[START SUPPLIED DATA]
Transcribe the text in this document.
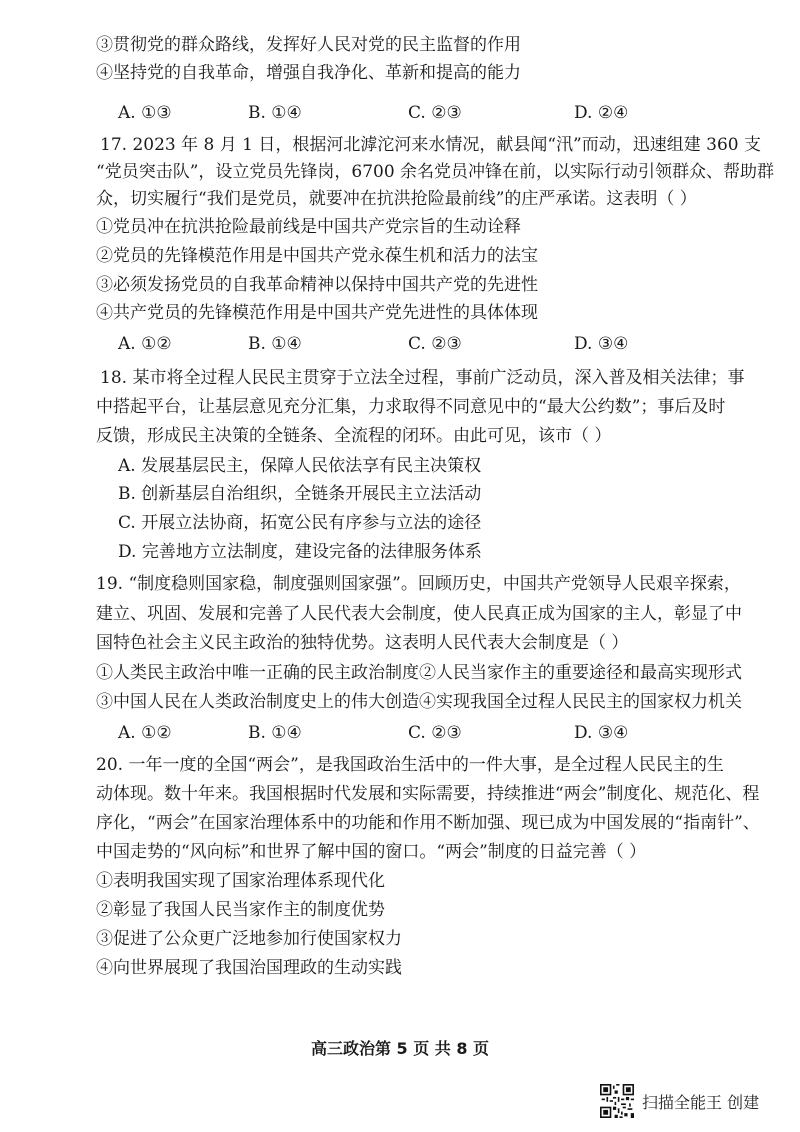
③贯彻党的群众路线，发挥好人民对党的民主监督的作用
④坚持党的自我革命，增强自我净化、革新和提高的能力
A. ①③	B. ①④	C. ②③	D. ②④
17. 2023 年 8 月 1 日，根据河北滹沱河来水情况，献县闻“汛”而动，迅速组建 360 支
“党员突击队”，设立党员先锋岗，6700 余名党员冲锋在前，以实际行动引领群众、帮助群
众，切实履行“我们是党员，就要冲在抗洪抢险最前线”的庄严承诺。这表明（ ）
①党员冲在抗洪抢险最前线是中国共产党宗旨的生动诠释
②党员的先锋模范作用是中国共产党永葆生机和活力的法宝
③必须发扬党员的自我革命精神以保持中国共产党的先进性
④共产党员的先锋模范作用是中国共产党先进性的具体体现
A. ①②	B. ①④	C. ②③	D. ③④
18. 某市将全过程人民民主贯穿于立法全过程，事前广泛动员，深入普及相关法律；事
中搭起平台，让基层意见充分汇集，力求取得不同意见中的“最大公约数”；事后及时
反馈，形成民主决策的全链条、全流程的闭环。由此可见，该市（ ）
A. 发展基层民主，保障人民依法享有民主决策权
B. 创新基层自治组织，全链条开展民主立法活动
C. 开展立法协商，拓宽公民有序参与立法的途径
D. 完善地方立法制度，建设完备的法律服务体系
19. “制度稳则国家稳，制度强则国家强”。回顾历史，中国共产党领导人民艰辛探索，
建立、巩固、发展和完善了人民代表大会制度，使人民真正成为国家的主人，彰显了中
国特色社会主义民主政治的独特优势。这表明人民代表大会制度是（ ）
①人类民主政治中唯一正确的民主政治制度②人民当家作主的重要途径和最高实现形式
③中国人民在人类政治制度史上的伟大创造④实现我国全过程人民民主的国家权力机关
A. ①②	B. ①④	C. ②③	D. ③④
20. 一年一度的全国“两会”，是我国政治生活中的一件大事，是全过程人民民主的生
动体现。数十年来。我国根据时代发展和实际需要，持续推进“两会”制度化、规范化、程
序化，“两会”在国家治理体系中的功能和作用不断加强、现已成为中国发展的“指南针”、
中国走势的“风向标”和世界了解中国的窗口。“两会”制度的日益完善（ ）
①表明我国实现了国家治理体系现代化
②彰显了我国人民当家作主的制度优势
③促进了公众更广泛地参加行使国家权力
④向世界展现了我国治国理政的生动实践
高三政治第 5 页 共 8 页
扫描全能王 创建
[END SUPPLIED DATA]
**EXERCISE:** Without the pictures, write out all of the material exactly.

**SOLUTION FOR THIS PROBLEM:**
Transcribe the text in this document.
③贯彻党的群众路线，发挥好人民对党的民主监督的作用
④坚持党的自我革命，增强自我净化、革新和提高的能力
A. ①③	B. ①④	C. ②③	D. ②④
17. 2023 年 8 月 1 日，根据河北滹沱河来水情况，献县闻“汛”而动，迅速组建 360 支
“党员突击队”，设立党员先锋岗，6700 余名党员冲锋在前，以实际行动引领群众、帮助群
众，切实履行“我们是党员，就要冲在抗洪抢险最前线”的庄严承诺。这表明（ ）
①党员冲在抗洪抢险最前线是中国共产党宗旨的生动诠释
②党员的先锋模范作用是中国共产党永葆生机和活力的法宝
③必须发扬党员的自我革命精神以保持中国共产党的先进性
④共产党员的先锋模范作用是中国共产党先进性的具体体现
A. ①②	B. ①④	C. ②③	D. ③④
18. 某市将全过程人民民主贯穿于立法全过程，事前广泛动员，深入普及相关法律；事
中搭起平台，让基层意见充分汇集，力求取得不同意见中的“最大公约数”；事后及时
反馈，形成民主决策的全链条、全流程的闭环。由此可见，该市（ ）
A. 发展基层民主，保障人民依法享有民主决策权
B. 创新基层自治组织，全链条开展民主立法活动
C. 开展立法协商，拓宽公民有序参与立法的途径
D. 完善地方立法制度，建设完备的法律服务体系
19. “制度稳则国家稳，制度强则国家强”。回顾历史，中国共产党领导人民艰辛探索，
建立、巩固、发展和完善了人民代表大会制度，使人民真正成为国家的主人，彰显了中
国特色社会主义民主政治的独特优势。这表明人民代表大会制度是（ ）
①人类民主政治中唯一正确的民主政治制度②人民当家作主的重要途径和最高实现形式
③中国人民在人类政治制度史上的伟大创造④实现我国全过程人民民主的国家权力机关
A. ①②	B. ①④	C. ②③	D. ③④
20. 一年一度的全国“两会”，是我国政治生活中的一件大事，是全过程人民民主的生
动体现。数十年来。我国根据时代发展和实际需要，持续推进“两会”制度化、规范化、程
序化，“两会”在国家治理体系中的功能和作用不断加强、现已成为中国发展的“指南针”、
中国走势的“风向标”和世界了解中国的窗口。“两会”制度的日益完善（ ）
①表明我国实现了国家治理体系现代化
②彰显了我国人民当家作主的制度优势
③促进了公众更广泛地参加行使国家权力
④向世界展现了我国治国理政的生动实践
高三政治第 5 页 共 8 页
扫描全能王 创建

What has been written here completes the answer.